● Stated problem: Rewrite each line of the following item as one string in a JSON list, and leave out blank lines.

● Data for this task:
────────────────

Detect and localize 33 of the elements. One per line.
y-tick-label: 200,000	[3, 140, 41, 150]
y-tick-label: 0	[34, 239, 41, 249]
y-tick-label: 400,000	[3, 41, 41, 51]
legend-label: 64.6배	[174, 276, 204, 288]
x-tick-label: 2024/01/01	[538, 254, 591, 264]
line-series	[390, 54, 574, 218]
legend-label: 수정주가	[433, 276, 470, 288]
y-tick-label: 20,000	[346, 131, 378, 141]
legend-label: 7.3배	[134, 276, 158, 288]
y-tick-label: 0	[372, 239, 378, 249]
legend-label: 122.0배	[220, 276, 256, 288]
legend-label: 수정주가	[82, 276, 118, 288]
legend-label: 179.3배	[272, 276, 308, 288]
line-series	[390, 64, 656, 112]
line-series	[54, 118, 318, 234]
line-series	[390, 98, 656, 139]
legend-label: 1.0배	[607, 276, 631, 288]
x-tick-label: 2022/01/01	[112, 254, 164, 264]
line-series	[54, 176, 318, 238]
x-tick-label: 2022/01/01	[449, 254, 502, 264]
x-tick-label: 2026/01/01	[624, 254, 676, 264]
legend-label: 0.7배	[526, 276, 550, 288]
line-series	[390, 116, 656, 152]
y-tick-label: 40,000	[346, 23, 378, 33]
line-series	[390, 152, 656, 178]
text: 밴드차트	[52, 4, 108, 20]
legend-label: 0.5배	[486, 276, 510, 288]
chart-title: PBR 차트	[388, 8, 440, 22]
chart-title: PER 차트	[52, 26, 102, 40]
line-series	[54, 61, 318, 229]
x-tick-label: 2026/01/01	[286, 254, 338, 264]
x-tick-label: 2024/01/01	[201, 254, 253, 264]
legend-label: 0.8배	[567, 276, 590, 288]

────────────────

● Exercise response:
[
  "Detect and localize 33 of the elements. One per line.",
  "y-tick-label: 200,000\t[3, 140, 41, 150]",
  "y-tick-label: 0\t[34, 239, 41, 249]",
  "y-tick-label: 400,000\t[3, 41, 41, 51]",
  "legend-label: 64.6배\t[174, 276, 204, 288]",
  "x-tick-label: 2024/01/01\t[538, 254, 591, 264]",
  "line-series\t[390, 54, 574, 218]",
  "legend-label: 수정주가\t[433, 276, 470, 288]",
  "y-tick-label: 20,000\t[346, 131, 378, 141]",
  "legend-label: 7.3배\t[134, 276, 158, 288]",
  "y-tick-label: 0\t[372, 239, 378, 249]",
  "legend-label: 122.0배\t[220, 276, 256, 288]",
  "legend-label: 수정주가\t[82, 276, 118, 288]",
  "legend-label: 179.3배\t[272, 276, 308, 288]",
  "line-series\t[390, 64, 656, 112]",
  "line-series\t[54, 118, 318, 234]",
  "line-series\t[390, 98, 656, 139]",
  "legend-label: 1.0배\t[607, 276, 631, 288]",
  "x-tick-label: 2022/01/01\t[112, 254, 164, 264]",
  "line-series\t[54, 176, 318, 238]",
  "x-tick-label: 2022/01/01\t[449, 254, 502, 264]",
  "x-tick-label: 2026/01/01\t[624, 254, 676, 264]",
  "legend-label: 0.7배\t[526, 276, 550, 288]",
  "line-series\t[390, 116, 656, 152]",
  "y-tick-label: 40,000\t[346, 23, 378, 33]",
  "line-series\t[390, 152, 656, 178]",
  "text: 밴드차트\t[52, 4, 108, 20]",
  "legend-label: 0.5배\t[486, 276, 510, 288]",
  "chart-title: PBR 차트\t[388, 8, 440, 22]",
  "chart-title: PER 차트\t[52, 26, 102, 40]",
  "line-series\t[54, 61, 318, 229]",
  "x-tick-label: 2026/01/01\t[286, 254, 338, 264]",
  "x-tick-label: 2024/01/01\t[201, 254, 253, 264]",
  "legend-label: 0.8배\t[567, 276, 590, 288]"
]